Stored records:
++++++++++

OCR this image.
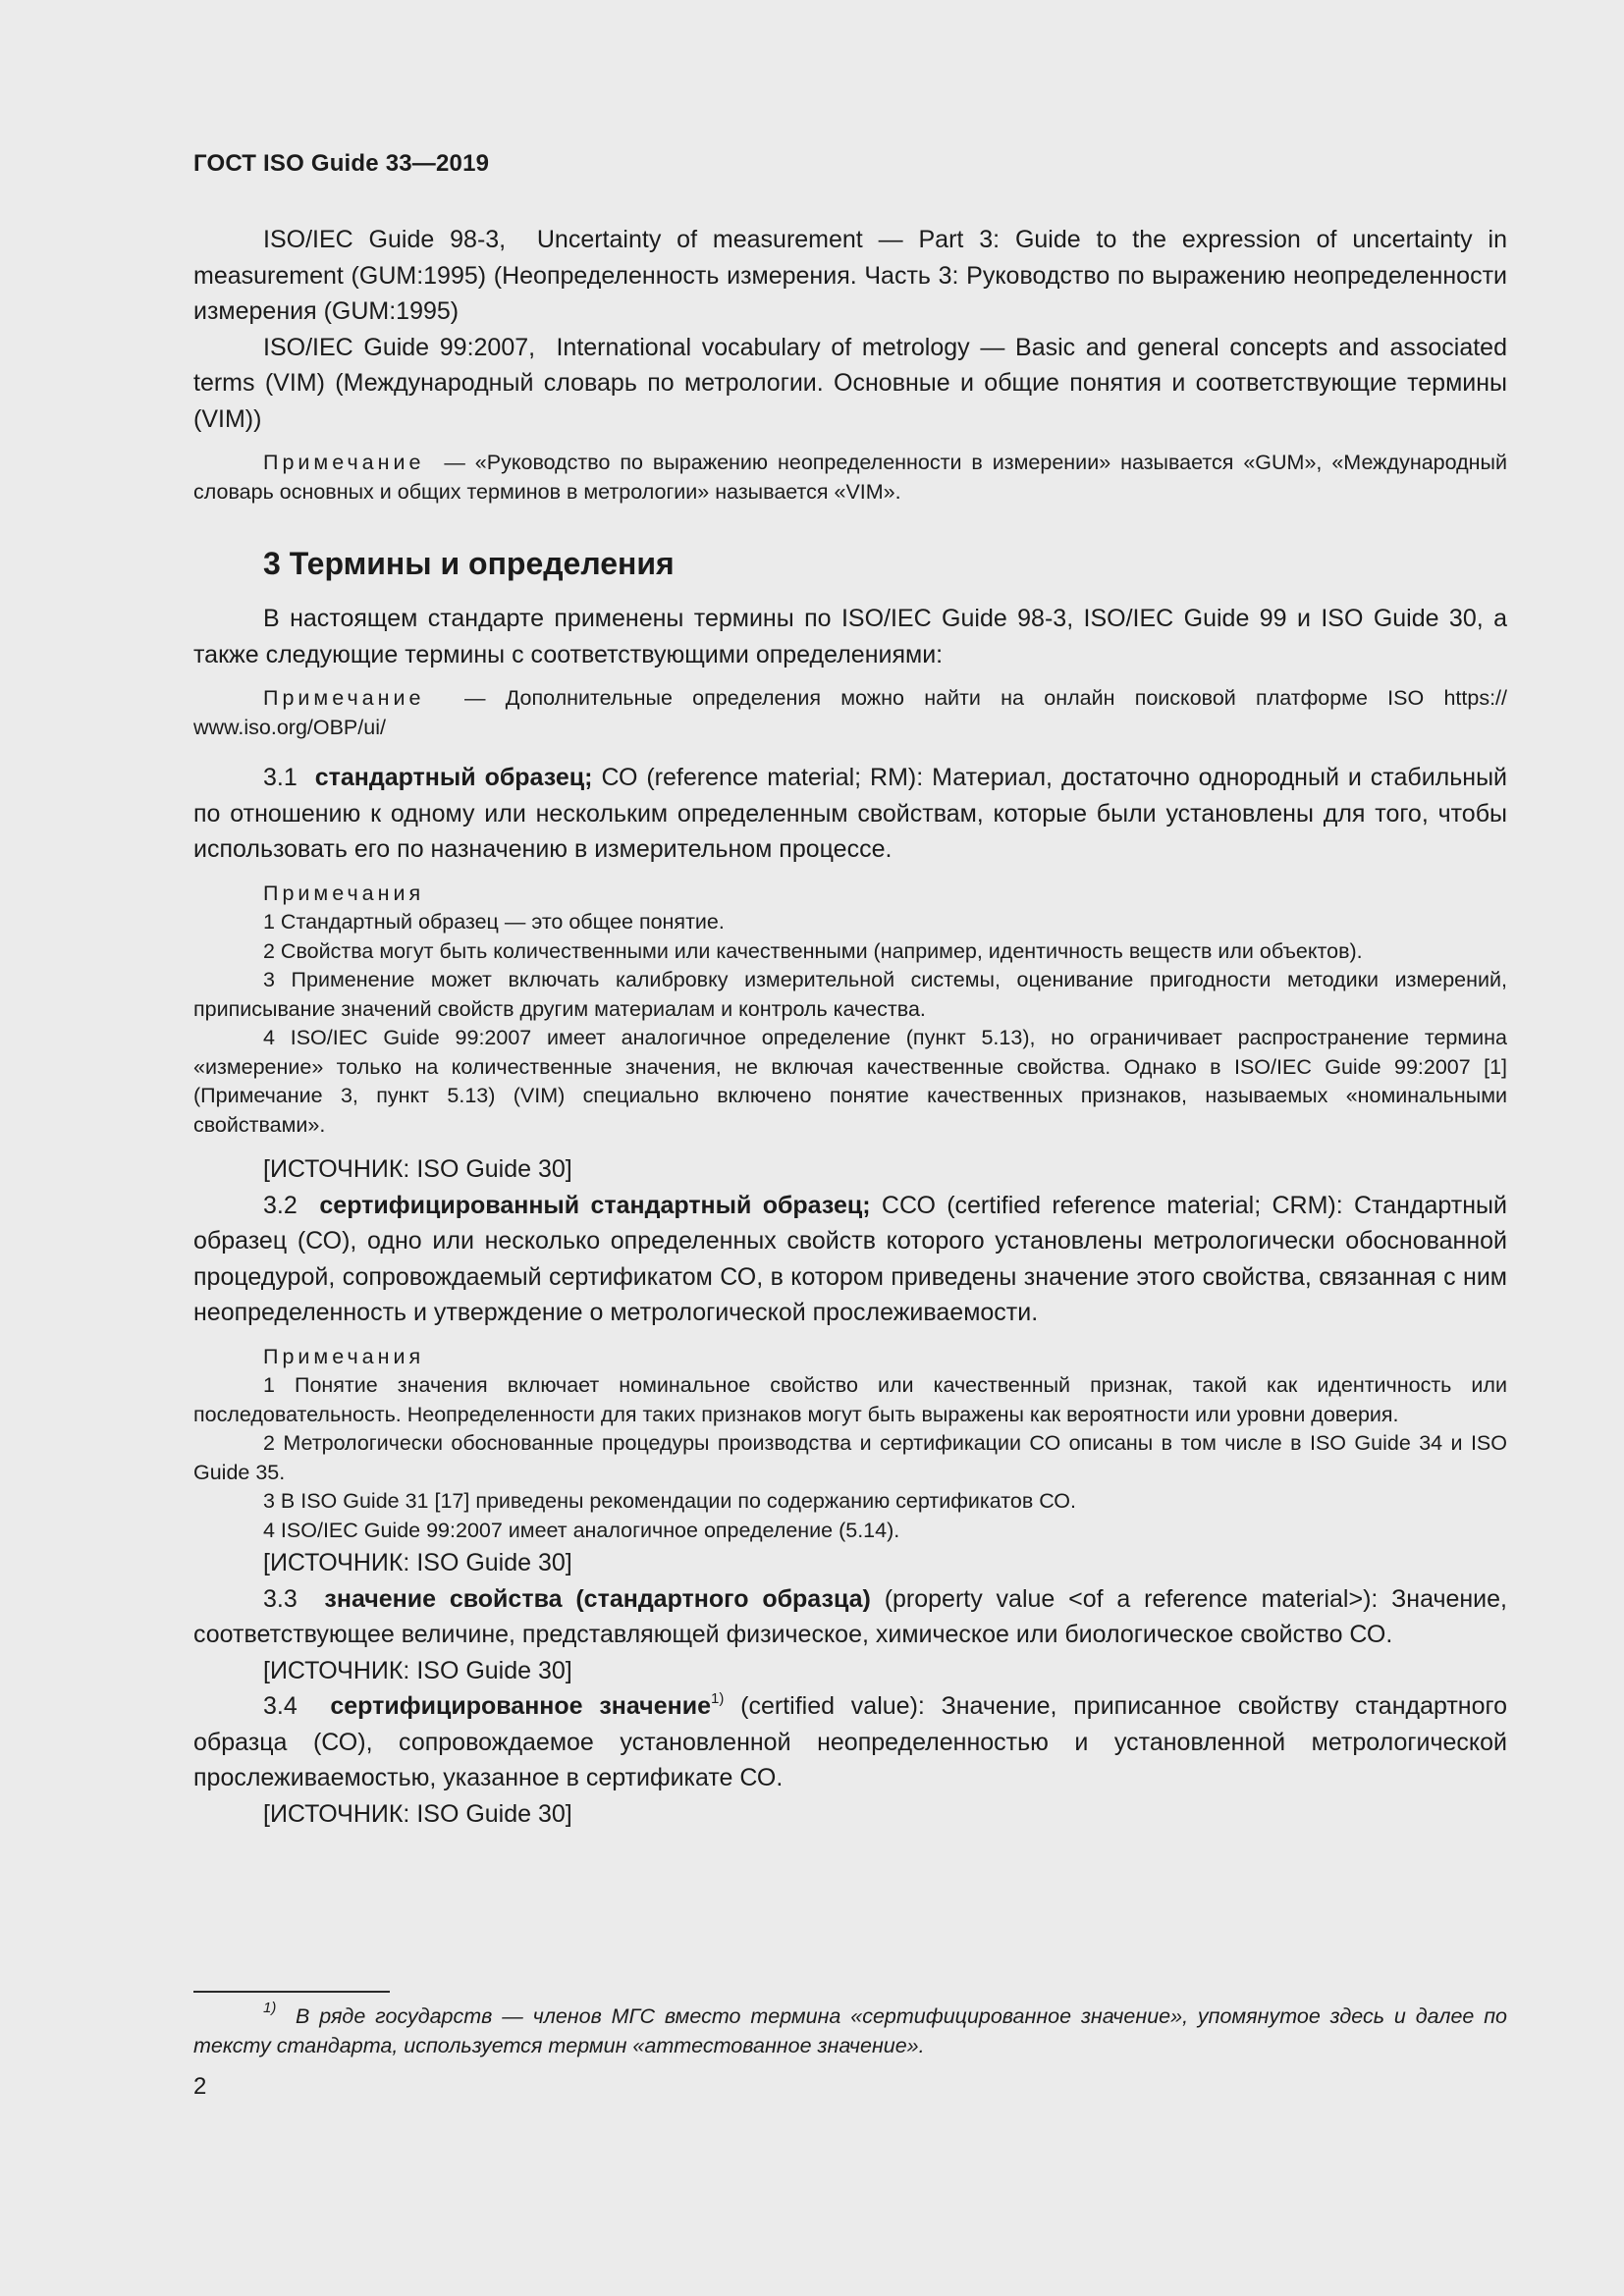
ГОСТ ISO Guide 33—2019

ISO/IEC Guide 98-3, Uncertainty of measurement — Part 3: Guide to the expression of uncertainty in measurement (GUM:1995) (Неопределенность измерения. Часть 3: Руководство по выражению неопределенности измерения (GUM:1995)

ISO/IEC Guide 99:2007, International vocabulary of metrology — Basic and general concepts and associated terms (VIM) (Международный словарь по метрологии. Основные и общие понятия и соответствующие термины (VIM))

Примечание — «Руководство по выражению неопределенности в измерении» называется «GUM», «Международный словарь основных и общих терминов в метрологии» называется «VIM».

3 Термины и определения

В настоящем стандарте применены термины по ISO/IEC Guide 98-3, ISO/IEC Guide 99 и ISO Guide 30, а также следующие термины с соответствующими определениями:

Примечание — Дополнительные определения можно найти на онлайн поисковой платформе ISO https:// www.iso.org/OBP/ui/

3.1 стандартный образец; СО (reference material; RM): Материал, достаточно однородный и стабильный по отношению к одному или нескольким определенным свойствам, которые были установлены для того, чтобы использовать его по назначению в измерительном процессе.

Примечания

1 Стандартный образец — это общее понятие.

2 Свойства могут быть количественными или качественными (например, идентичность веществ или объектов).

3 Применение может включать калибровку измерительной системы, оценивание пригодности методики измерений, приписывание значений свойств другим материалам и контроль качества.

4 ISO/IEC Guide 99:2007 имеет аналогичное определение (пункт 5.13), но ограничивает распространение термина «измерение» только на количественные значения, не включая качественные свойства. Однако в ISO/IEC Guide 99:2007 [1] (Примечание 3, пункт 5.13) (VIM) специально включено понятие качественных признаков, называемых «номинальными свойствами».

[ИСТОЧНИК: ISO Guide 30]

3.2 сертифицированный стандартный образец; ССО (certified reference material; CRM): Стандартный образец (СО), одно или несколько определенных свойств которого установлены метрологически обоснованной процедурой, сопровождаемый сертификатом СО, в котором приведены значение этого свойства, связанная с ним неопределенность и утверждение о метрологической прослеживаемости.

Примечания

1 Понятие значения включает номинальное свойство или качественный признак, такой как идентичность или последовательность. Неопределенности для таких признаков могут быть выражены как вероятности или уровни доверия.

2 Метрологически обоснованные процедуры производства и сертификации СО описаны в том числе в ISO Guide 34 и ISO Guide 35.

3 В ISO Guide 31 [17] приведены рекомендации по содержанию сертификатов СО.

4 ISO/IEC Guide 99:2007 имеет аналогичное определение (5.14).

[ИСТОЧНИК: ISO Guide 30]

3.3 значение свойства (стандартного образца) (property value <of a reference material>): Значение, соответствующее величине, представляющей физическое, химическое или биологическое свойство СО.

[ИСТОЧНИК: ISO Guide 30]

3.4 сертифицированное значение$^{1)}$ (certified value): Значение, приписанное свойству стандартного образца (СО), сопровождаемое установленной неопределенностью и установленной метрологической прослеживаемостью, указанное в сертификате СО.

[ИСТОЧНИК: ISO Guide 30]

$^{1)}$ В ряде государств — членов МГС вместо термина «сертифицированное значение», упомянутое здесь и далее по тексту стандарта, используется термин «аттестованное значение».

2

++++++++++

**What you are asked to do**.
Set down every record once more, word for word, without pictures.

**Solution**.
OCR this image.
ГОСТ ISO Guide 33—2019

ISO/IEC Guide 98-3, Uncertainty of measurement — Part 3: Guide to the expression of uncertainty in measurement (GUM:1995) (Неопределенность измерения. Часть 3: Руководство по выражению неопределенности измерения (GUM:1995)

ISO/IEC Guide 99:2007, International vocabulary of metrology — Basic and general concepts and associated terms (VIM) (Международный словарь по метрологии. Основные и общие понятия и соответствующие термины (VIM))

Примечание — «Руководство по выражению неопределенности в измерении» называется «GUM», «Международный словарь основных и общих терминов в метрологии» называется «VIM».

3 Термины и определения

В настоящем стандарте применены термины по ISO/IEC Guide 98-3, ISO/IEC Guide 99 и ISO Guide 30, а также следующие термины с соответствующими определениями:

Примечание — Дополнительные определения можно найти на онлайн поисковой платформе ISO https:// www.iso.org/OBP/ui/

3.1 стандартный образец; СО (reference material; RM): Материал, достаточно однородный и стабильный по отношению к одному или нескольким определенным свойствам, которые были установлены для того, чтобы использовать его по назначению в измерительном процессе.

Примечания

1 Стандартный образец — это общее понятие.

2 Свойства могут быть количественными или качественными (например, идентичность веществ или объектов).

3 Применение может включать калибровку измерительной системы, оценивание пригодности методики измерений, приписывание значений свойств другим материалам и контроль качества.

4 ISO/IEC Guide 99:2007 имеет аналогичное определение (пункт 5.13), но ограничивает распространение термина «измерение» только на количественные значения, не включая качественные свойства. Однако в ISO/IEC Guide 99:2007 [1] (Примечание 3, пункт 5.13) (VIM) специально включено понятие качественных признаков, называемых «номинальными свойствами».

[ИСТОЧНИК: ISO Guide 30]

3.2 сертифицированный стандартный образец; ССО (certified reference material; CRM): Стандартный образец (СО), одно или несколько определенных свойств которого установлены метрологически обоснованной процедурой, сопровождаемый сертификатом СО, в котором приведены значение этого свойства, связанная с ним неопределенность и утверждение о метрологической прослеживаемости.

Примечания

1 Понятие значения включает номинальное свойство или качественный признак, такой как идентичность или последовательность. Неопределенности для таких признаков могут быть выражены как вероятности или уровни доверия.

2 Метрологически обоснованные процедуры производства и сертификации СО описаны в том числе в ISO Guide 34 и ISO Guide 35.

3 В ISO Guide 31 [17] приведены рекомендации по содержанию сертификатов СО.

4 ISO/IEC Guide 99:2007 имеет аналогичное определение (5.14).

[ИСТОЧНИК: ISO Guide 30]

3.3 значение свойства (стандартного образца) (property value <of a reference material>): Значение, соответствующее величине, представляющей физическое, химическое или биологическое свойство СО.

[ИСТОЧНИК: ISO Guide 30]

3.4 сертифицированное значение$^{1)}$ (certified value): Значение, приписанное свойству стандартного образца (СО), сопровождаемое установленной неопределенностью и установленной метрологической прослеживаемостью, указанное в сертификате СО.

[ИСТОЧНИК: ISO Guide 30]

$^{1)}$ В ряде государств — членов МГС вместо термина «сертифицированное значение», упомянутое здесь и далее по тексту стандарта, используется термин «аттестованное значение».

2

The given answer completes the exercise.